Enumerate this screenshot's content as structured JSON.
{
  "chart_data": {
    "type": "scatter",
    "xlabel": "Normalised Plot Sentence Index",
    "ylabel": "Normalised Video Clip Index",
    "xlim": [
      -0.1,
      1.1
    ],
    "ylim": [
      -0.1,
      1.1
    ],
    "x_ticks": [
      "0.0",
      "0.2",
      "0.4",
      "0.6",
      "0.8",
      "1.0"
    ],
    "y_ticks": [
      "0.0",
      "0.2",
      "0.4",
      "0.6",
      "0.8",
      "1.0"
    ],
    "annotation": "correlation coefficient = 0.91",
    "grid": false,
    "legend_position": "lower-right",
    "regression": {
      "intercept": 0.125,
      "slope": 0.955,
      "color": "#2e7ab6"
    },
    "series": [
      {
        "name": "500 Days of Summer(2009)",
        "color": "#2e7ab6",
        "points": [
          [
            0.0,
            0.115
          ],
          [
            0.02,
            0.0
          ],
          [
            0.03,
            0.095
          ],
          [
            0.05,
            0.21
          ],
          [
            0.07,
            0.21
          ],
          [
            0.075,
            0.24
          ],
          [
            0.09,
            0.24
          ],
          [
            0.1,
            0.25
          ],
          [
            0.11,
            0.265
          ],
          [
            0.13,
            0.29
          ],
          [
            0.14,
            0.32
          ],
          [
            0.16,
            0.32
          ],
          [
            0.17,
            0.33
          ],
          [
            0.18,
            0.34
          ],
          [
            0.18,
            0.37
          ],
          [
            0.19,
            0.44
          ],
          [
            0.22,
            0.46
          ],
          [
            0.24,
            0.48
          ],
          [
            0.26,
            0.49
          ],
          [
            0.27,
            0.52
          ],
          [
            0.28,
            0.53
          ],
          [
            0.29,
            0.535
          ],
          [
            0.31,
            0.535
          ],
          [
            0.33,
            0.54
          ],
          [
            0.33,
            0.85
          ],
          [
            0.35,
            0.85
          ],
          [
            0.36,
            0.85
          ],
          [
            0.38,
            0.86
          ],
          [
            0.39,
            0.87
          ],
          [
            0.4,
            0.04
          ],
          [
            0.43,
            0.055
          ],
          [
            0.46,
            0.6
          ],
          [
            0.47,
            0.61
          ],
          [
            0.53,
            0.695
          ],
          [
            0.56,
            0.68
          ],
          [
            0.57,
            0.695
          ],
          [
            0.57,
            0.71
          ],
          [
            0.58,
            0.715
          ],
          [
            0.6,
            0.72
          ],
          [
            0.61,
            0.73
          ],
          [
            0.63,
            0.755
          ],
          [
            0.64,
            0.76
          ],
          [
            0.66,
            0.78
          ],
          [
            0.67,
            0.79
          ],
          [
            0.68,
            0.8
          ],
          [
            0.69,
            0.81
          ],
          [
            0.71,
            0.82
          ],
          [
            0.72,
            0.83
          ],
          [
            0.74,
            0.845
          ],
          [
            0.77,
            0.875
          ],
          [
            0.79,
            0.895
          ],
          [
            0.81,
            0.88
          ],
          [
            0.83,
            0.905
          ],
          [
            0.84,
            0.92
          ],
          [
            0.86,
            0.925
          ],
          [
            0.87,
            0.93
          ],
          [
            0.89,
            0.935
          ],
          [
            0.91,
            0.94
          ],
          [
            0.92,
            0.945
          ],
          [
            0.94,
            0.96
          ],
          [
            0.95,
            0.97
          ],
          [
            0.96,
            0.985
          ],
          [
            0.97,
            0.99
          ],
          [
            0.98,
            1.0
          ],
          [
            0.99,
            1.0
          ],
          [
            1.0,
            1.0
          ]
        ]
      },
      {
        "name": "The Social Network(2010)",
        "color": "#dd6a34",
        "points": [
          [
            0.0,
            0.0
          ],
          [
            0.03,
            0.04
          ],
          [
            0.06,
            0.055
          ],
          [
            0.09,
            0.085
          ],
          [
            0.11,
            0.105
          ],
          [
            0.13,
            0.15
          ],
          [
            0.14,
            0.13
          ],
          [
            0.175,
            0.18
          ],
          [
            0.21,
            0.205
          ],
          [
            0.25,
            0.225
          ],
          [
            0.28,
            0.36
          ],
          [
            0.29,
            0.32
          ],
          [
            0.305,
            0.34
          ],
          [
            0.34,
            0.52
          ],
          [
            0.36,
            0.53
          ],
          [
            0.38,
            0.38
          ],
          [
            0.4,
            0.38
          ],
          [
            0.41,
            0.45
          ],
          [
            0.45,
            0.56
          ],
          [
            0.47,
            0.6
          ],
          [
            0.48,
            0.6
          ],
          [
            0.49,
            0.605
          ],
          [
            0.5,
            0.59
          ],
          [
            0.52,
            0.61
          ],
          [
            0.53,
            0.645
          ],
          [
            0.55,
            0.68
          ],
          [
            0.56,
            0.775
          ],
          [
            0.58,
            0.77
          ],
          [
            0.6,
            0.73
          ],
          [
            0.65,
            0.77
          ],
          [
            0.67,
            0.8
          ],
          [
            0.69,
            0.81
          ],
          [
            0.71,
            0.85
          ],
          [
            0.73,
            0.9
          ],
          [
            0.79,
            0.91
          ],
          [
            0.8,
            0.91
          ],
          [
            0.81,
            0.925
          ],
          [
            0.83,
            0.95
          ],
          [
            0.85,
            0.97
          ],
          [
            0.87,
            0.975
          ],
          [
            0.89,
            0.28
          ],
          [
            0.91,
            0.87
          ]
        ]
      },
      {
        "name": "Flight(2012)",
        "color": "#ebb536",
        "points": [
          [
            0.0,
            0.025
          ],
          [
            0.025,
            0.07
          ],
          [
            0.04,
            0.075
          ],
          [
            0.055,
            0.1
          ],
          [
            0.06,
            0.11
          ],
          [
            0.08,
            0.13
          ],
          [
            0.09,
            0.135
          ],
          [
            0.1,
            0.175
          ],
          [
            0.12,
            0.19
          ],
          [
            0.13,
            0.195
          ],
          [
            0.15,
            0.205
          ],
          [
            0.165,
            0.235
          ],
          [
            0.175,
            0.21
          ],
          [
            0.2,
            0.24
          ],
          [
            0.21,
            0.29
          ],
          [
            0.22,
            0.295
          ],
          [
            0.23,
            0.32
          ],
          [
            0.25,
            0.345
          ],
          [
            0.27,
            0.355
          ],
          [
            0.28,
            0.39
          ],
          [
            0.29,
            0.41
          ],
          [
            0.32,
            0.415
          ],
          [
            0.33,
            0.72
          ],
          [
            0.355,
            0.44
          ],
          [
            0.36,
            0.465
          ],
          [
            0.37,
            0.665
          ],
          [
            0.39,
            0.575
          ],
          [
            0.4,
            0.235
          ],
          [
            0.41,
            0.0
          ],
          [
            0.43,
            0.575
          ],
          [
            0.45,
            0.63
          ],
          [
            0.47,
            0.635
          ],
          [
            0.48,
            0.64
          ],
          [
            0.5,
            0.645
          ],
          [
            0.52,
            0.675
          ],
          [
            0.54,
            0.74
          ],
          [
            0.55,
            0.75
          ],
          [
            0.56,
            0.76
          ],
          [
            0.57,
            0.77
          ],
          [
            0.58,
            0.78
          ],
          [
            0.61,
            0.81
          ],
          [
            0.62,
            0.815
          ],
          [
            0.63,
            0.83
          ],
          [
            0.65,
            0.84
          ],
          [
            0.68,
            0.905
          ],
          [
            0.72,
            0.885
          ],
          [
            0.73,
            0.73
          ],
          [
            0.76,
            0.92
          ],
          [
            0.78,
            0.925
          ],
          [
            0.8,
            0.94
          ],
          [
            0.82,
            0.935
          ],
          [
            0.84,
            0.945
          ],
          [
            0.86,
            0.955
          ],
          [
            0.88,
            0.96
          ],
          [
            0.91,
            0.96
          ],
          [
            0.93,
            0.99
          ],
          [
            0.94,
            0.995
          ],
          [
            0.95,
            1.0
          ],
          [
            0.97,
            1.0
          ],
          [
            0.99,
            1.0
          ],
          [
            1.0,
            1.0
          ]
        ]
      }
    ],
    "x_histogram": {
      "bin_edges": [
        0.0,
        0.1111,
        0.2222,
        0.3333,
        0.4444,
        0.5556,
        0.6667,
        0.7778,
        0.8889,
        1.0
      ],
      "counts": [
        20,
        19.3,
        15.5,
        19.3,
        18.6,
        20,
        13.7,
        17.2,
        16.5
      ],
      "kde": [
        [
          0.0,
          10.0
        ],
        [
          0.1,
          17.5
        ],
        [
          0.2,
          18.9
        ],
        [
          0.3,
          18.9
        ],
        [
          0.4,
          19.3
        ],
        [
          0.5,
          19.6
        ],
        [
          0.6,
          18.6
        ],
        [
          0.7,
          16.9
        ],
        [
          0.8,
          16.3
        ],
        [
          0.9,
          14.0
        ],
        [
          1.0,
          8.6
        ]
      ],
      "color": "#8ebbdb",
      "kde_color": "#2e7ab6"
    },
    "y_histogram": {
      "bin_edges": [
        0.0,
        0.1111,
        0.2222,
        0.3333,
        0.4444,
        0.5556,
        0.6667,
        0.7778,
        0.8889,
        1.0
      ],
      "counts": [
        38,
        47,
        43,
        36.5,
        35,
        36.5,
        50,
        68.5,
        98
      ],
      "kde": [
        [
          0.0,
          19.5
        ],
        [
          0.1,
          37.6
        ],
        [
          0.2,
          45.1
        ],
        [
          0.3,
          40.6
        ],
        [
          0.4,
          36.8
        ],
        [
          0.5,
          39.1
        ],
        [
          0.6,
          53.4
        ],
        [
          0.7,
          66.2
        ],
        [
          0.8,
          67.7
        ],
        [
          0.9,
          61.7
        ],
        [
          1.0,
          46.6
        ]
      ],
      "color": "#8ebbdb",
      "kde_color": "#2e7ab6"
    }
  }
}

[DIRECTIONS] Pick out and copy the lines of the material that include the word "name".

[THE RESULT]
        "name": "500 Days of Summer(2009)",
        "name": "The Social Network(2010)",
        "name": "Flight(2012)",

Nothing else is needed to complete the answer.